### Given exercise
Count every line that holds the string "server", and report the number alone.

[Figure dataset records]
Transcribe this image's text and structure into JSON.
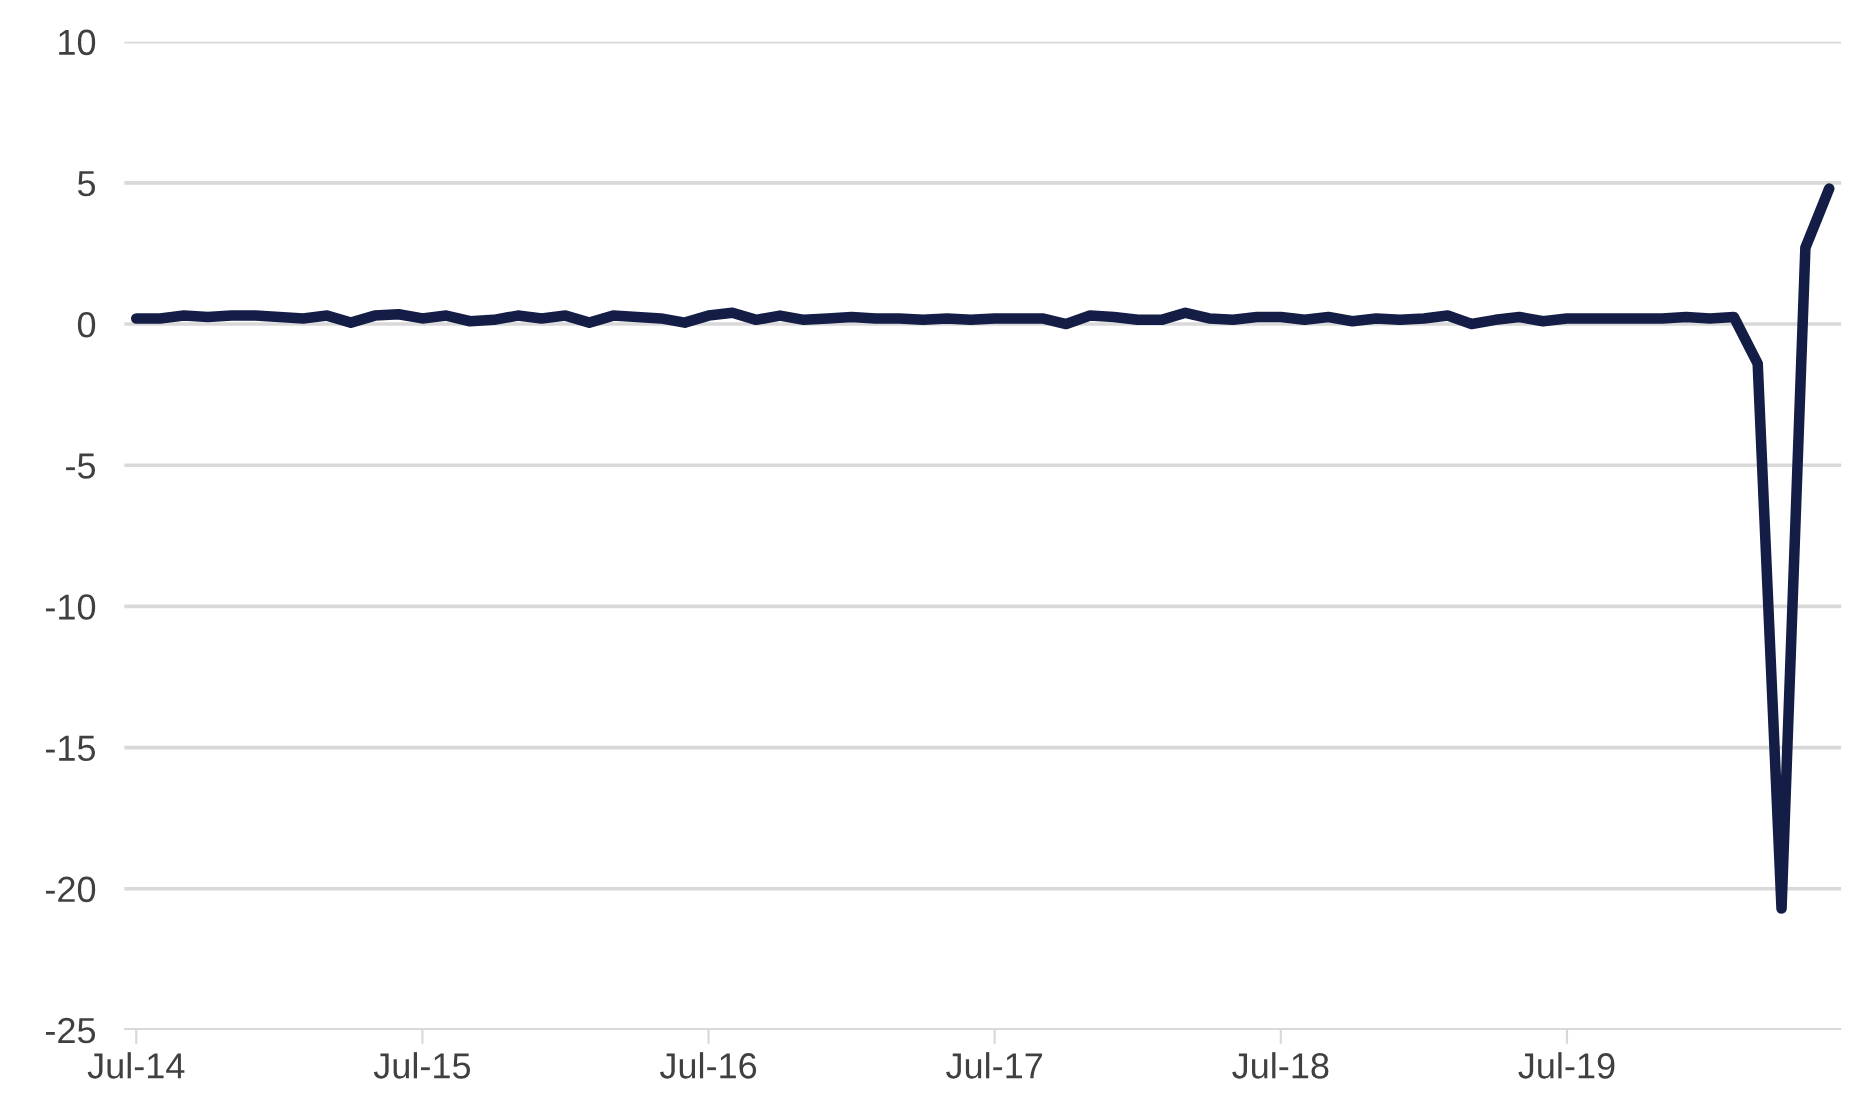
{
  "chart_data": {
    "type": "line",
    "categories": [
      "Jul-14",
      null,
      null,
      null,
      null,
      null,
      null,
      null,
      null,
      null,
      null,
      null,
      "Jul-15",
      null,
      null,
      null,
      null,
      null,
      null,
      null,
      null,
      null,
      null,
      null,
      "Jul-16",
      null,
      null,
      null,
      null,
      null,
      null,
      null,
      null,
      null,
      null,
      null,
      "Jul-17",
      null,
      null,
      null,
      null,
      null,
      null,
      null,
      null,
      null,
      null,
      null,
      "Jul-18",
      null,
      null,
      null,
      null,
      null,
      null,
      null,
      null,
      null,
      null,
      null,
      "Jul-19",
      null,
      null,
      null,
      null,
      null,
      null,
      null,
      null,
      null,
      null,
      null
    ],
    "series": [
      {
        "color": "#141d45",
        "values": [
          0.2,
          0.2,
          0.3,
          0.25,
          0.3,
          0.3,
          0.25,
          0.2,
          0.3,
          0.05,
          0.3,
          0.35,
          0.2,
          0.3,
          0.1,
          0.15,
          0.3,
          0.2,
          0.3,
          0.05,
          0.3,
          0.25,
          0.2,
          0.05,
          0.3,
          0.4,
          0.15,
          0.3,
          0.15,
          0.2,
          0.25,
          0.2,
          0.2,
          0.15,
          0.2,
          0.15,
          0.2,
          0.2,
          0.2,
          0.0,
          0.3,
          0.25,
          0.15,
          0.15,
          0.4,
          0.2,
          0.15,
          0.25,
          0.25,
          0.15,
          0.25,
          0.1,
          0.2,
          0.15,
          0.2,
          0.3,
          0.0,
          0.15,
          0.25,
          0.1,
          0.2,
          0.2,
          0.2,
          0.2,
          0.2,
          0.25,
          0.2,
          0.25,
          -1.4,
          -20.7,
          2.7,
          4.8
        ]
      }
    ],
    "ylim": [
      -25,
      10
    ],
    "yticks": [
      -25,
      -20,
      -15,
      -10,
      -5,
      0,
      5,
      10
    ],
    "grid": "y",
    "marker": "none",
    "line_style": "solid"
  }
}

...

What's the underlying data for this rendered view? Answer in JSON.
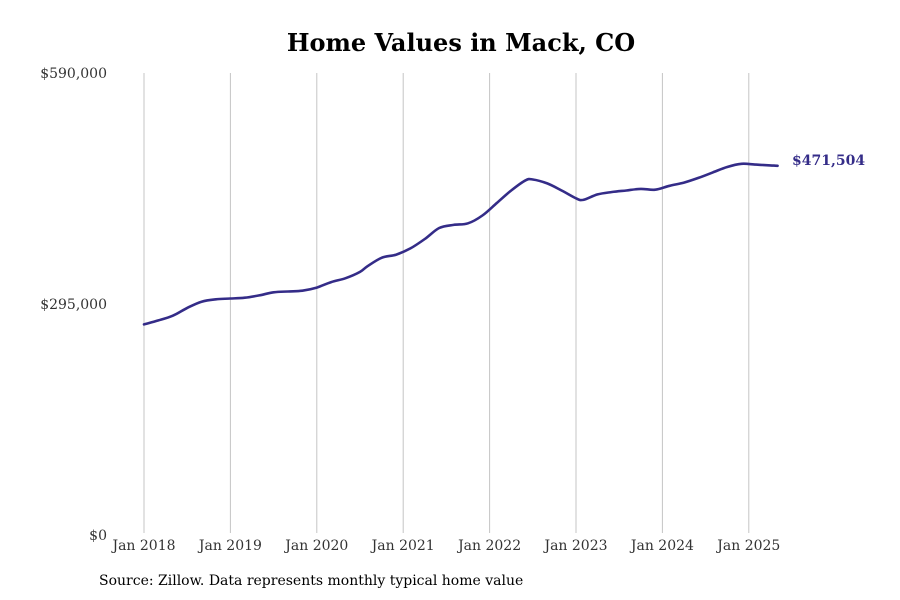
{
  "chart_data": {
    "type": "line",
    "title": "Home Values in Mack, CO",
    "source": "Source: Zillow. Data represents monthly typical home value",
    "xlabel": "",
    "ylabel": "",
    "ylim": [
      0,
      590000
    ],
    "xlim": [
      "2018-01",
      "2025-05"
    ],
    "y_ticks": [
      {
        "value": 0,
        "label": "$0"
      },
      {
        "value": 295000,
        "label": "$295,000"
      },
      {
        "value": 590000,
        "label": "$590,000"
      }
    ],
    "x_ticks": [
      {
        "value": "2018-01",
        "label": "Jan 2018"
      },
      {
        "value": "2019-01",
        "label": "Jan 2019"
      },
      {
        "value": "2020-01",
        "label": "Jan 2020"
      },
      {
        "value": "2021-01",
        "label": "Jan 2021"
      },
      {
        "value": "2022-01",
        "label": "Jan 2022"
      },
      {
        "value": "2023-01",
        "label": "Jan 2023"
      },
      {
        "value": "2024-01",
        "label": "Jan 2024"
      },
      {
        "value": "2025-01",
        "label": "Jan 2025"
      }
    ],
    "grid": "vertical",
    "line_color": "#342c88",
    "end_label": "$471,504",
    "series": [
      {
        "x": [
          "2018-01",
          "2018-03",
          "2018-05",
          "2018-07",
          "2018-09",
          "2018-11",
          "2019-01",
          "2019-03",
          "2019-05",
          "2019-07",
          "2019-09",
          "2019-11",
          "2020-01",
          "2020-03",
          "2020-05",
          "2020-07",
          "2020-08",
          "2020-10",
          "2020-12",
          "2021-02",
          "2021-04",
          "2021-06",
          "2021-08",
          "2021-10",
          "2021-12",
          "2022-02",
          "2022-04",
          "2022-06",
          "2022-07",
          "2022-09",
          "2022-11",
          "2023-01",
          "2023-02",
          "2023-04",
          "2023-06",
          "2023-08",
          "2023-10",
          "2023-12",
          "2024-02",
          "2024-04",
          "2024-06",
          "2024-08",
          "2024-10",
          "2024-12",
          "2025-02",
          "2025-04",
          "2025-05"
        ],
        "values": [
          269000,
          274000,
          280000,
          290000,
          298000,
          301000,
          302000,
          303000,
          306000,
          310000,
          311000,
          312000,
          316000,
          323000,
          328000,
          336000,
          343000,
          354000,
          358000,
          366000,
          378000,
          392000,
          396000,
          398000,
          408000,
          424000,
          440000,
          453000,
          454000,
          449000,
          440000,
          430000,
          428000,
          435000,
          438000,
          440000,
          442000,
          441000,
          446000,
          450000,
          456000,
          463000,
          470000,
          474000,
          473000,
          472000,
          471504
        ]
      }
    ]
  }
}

--

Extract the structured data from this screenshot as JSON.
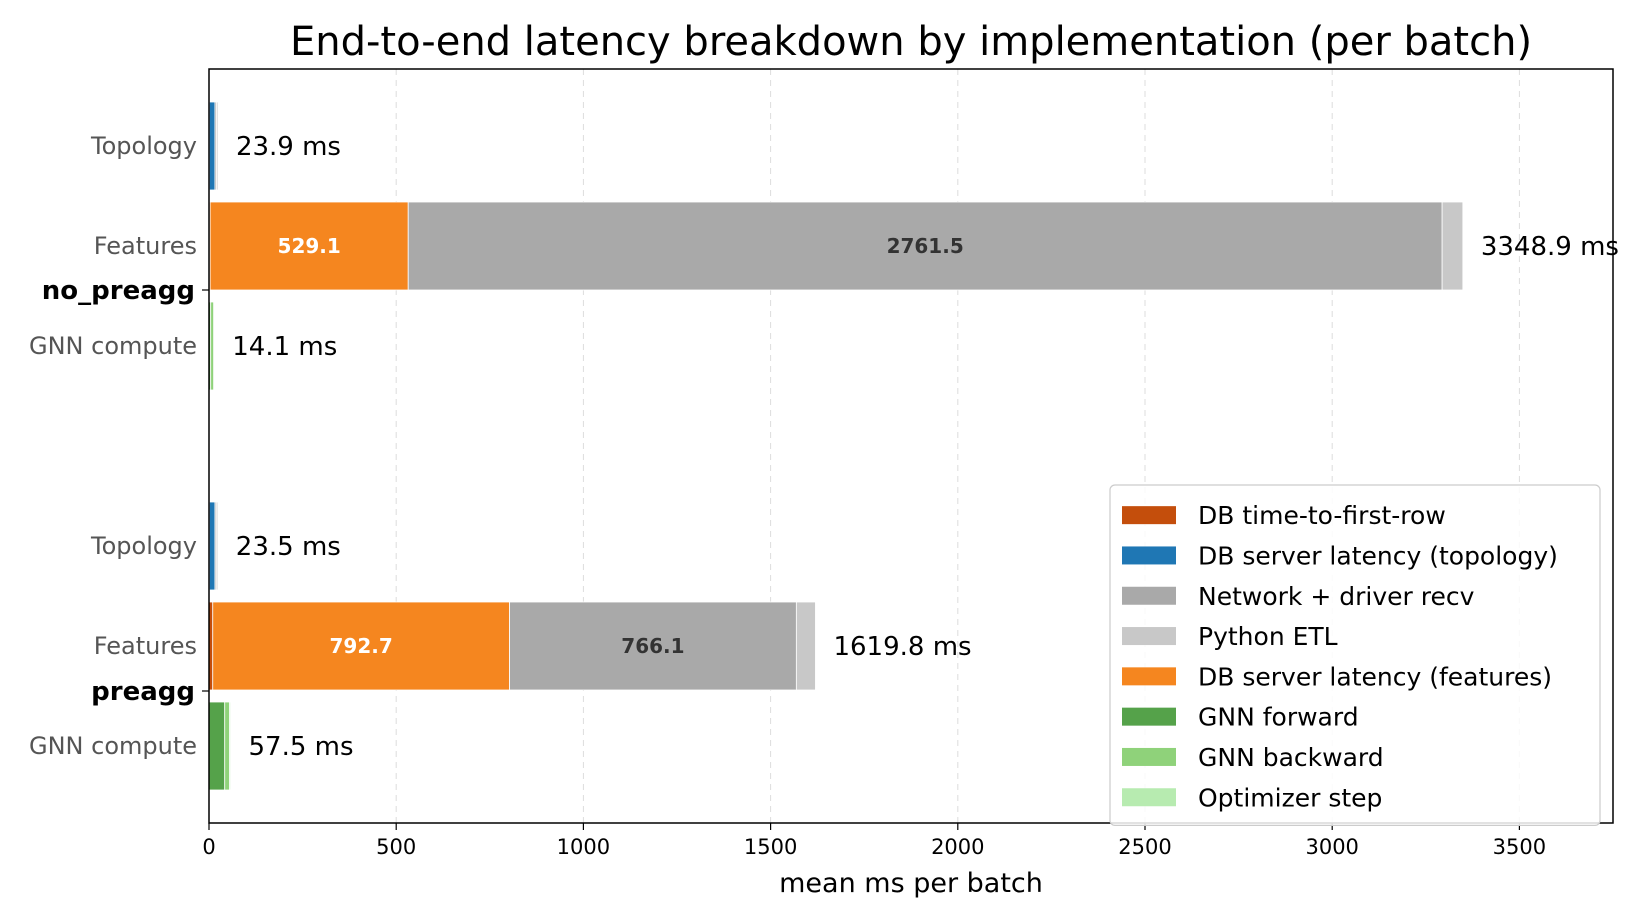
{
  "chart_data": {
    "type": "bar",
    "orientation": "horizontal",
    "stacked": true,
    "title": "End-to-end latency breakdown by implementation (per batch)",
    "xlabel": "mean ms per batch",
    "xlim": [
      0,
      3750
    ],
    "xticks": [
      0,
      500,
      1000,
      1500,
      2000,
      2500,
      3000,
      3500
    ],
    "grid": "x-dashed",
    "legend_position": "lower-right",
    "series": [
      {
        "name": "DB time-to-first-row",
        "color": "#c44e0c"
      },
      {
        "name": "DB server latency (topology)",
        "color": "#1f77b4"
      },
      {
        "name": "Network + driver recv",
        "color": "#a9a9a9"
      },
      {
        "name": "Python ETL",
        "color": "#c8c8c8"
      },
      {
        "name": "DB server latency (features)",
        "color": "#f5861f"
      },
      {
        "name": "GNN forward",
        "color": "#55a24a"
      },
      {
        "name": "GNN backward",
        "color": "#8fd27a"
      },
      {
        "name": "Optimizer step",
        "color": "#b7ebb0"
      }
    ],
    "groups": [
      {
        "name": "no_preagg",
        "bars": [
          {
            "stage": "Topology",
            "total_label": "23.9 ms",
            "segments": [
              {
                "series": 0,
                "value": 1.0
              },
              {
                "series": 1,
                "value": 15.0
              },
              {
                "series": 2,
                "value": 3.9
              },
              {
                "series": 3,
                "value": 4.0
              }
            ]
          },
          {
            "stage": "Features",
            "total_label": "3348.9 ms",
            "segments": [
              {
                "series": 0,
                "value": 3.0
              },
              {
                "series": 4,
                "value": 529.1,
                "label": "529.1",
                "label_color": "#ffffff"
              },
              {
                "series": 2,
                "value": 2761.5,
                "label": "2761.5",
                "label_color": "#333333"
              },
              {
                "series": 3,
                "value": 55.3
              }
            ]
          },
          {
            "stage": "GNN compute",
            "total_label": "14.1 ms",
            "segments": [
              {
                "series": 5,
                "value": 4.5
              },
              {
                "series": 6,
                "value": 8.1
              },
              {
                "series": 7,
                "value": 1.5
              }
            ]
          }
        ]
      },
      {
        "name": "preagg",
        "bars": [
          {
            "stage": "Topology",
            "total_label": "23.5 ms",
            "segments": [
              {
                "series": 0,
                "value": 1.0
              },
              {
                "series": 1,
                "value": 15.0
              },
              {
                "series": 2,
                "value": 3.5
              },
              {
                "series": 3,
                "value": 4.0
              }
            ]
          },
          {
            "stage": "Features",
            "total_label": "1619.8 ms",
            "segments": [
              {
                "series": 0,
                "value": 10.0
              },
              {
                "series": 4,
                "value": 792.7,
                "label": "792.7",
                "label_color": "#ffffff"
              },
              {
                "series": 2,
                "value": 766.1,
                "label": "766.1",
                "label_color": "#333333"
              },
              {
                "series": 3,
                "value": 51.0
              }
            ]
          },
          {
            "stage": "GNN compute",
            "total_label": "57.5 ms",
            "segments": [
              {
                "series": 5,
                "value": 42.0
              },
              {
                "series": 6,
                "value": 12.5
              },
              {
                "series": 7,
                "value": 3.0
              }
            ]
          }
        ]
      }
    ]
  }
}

### Task result
2